>> start

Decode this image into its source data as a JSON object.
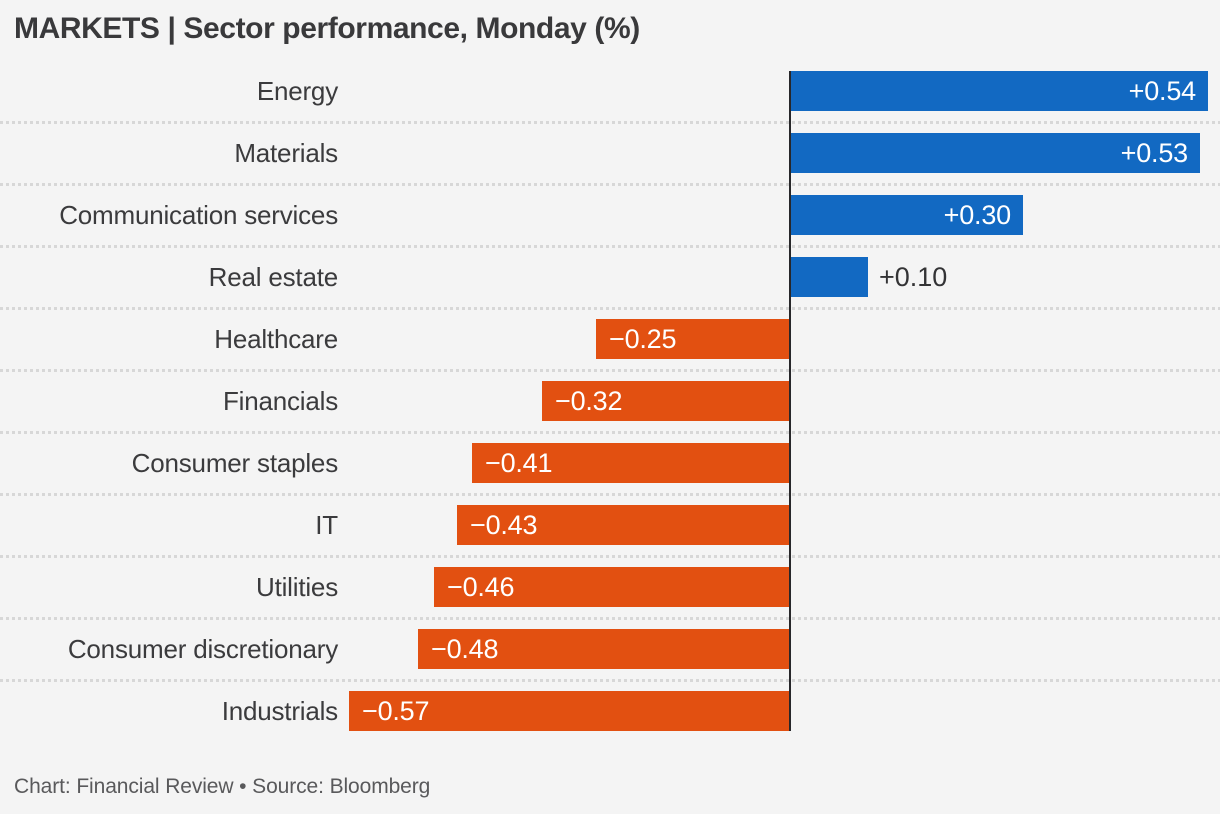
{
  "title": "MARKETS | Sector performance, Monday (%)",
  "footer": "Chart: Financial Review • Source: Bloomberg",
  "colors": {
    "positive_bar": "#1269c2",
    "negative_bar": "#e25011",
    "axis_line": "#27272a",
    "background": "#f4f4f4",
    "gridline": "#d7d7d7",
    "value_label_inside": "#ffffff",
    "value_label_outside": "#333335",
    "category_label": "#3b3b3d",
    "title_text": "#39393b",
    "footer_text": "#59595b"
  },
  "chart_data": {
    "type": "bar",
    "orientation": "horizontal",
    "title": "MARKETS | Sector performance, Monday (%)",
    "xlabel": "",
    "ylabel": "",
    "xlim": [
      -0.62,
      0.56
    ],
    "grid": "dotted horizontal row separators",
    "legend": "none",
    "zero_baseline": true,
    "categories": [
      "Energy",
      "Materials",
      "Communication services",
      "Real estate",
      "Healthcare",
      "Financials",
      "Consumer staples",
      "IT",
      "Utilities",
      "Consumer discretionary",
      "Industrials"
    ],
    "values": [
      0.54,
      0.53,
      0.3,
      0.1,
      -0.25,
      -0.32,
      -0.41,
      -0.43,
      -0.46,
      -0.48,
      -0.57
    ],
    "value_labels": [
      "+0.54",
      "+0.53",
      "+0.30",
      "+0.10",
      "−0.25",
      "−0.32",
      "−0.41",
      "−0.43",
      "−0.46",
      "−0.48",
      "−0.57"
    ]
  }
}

>> end
>> start

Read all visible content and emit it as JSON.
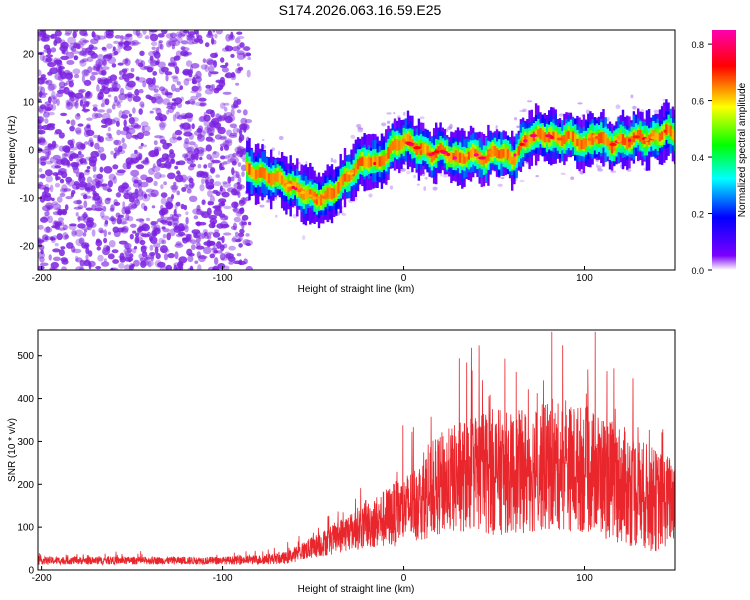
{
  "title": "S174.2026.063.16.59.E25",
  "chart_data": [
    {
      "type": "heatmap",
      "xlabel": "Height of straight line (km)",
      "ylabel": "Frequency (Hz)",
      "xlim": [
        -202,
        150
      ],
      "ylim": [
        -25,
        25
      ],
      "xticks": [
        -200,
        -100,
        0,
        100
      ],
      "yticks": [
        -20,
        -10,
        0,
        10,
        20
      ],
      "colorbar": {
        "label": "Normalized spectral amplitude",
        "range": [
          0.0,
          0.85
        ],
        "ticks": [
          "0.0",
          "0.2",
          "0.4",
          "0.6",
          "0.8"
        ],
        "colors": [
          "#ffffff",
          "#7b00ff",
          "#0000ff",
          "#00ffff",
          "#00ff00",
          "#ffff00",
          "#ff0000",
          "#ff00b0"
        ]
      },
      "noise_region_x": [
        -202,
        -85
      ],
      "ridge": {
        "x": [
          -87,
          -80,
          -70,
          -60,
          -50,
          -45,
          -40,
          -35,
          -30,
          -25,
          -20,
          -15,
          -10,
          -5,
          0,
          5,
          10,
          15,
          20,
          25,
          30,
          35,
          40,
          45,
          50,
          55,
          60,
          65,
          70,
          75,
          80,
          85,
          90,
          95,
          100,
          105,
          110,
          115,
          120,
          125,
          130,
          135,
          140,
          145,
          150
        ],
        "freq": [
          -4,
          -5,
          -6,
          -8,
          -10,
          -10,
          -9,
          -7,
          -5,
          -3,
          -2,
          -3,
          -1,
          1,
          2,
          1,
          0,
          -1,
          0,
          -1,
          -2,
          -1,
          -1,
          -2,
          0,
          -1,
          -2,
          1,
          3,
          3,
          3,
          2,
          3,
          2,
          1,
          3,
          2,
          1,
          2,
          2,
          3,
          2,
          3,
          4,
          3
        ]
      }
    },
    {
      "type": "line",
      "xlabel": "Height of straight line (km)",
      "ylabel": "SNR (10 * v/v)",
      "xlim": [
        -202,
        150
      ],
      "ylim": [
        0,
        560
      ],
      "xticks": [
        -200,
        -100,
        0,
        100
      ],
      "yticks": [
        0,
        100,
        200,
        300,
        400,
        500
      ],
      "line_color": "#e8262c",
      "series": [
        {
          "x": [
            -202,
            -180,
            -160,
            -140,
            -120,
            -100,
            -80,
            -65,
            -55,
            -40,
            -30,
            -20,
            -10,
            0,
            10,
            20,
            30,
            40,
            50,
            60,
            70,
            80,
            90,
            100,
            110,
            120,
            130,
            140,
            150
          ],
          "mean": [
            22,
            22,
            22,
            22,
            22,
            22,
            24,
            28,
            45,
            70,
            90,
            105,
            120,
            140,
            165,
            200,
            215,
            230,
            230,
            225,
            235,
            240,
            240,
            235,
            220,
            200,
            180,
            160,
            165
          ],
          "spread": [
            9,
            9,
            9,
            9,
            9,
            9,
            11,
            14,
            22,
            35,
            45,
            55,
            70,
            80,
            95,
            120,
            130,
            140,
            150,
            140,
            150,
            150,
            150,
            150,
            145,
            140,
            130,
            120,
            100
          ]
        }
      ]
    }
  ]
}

>> end
>> start

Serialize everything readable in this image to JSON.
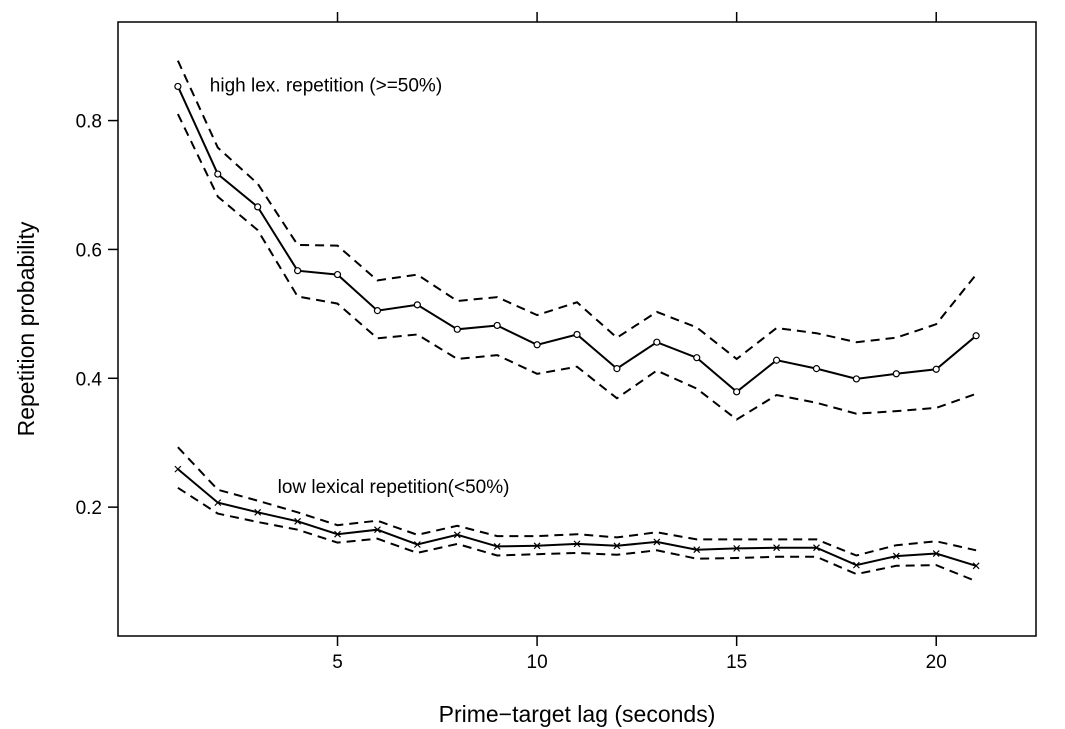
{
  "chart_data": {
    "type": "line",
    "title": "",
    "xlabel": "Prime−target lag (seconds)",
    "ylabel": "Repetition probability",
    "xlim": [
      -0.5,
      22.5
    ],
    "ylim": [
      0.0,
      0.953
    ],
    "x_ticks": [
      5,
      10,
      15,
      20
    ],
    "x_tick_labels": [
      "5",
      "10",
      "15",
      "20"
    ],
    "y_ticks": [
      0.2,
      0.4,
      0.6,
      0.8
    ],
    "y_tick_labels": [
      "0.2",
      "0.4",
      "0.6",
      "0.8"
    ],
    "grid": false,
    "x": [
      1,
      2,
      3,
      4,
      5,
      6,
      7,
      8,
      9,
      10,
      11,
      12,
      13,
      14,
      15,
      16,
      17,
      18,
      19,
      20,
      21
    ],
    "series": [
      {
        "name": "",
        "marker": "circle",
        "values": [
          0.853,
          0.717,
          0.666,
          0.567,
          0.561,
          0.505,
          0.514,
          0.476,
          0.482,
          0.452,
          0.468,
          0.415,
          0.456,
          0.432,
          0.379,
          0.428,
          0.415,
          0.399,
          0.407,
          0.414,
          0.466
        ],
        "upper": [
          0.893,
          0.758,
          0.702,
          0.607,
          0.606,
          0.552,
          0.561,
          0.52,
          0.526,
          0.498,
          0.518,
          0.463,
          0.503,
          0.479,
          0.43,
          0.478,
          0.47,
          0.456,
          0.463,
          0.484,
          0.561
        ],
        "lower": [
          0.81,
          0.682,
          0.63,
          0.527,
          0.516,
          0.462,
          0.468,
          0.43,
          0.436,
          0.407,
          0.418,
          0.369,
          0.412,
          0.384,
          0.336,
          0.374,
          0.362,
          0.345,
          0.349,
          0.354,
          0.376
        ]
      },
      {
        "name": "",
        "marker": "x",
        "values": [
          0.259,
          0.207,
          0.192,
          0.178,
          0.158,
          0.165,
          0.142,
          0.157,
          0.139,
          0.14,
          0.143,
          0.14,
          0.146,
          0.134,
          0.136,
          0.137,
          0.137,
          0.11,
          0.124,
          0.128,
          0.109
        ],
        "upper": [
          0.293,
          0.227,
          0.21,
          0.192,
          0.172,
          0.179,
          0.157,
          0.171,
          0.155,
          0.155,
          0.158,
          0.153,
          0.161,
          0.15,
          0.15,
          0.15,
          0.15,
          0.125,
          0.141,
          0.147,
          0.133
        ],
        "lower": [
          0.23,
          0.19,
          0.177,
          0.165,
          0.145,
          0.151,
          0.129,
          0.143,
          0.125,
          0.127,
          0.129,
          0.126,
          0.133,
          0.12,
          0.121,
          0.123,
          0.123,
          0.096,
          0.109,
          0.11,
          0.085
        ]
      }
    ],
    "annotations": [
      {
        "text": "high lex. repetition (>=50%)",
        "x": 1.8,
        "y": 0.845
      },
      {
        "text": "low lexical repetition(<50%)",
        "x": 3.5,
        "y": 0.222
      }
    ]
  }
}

>> end

Copy every line of the records above that holds the word "image".

== ANSWER ==
Decode this image into its source data as a JSON object.
Serialize everything readable in this image to JSON.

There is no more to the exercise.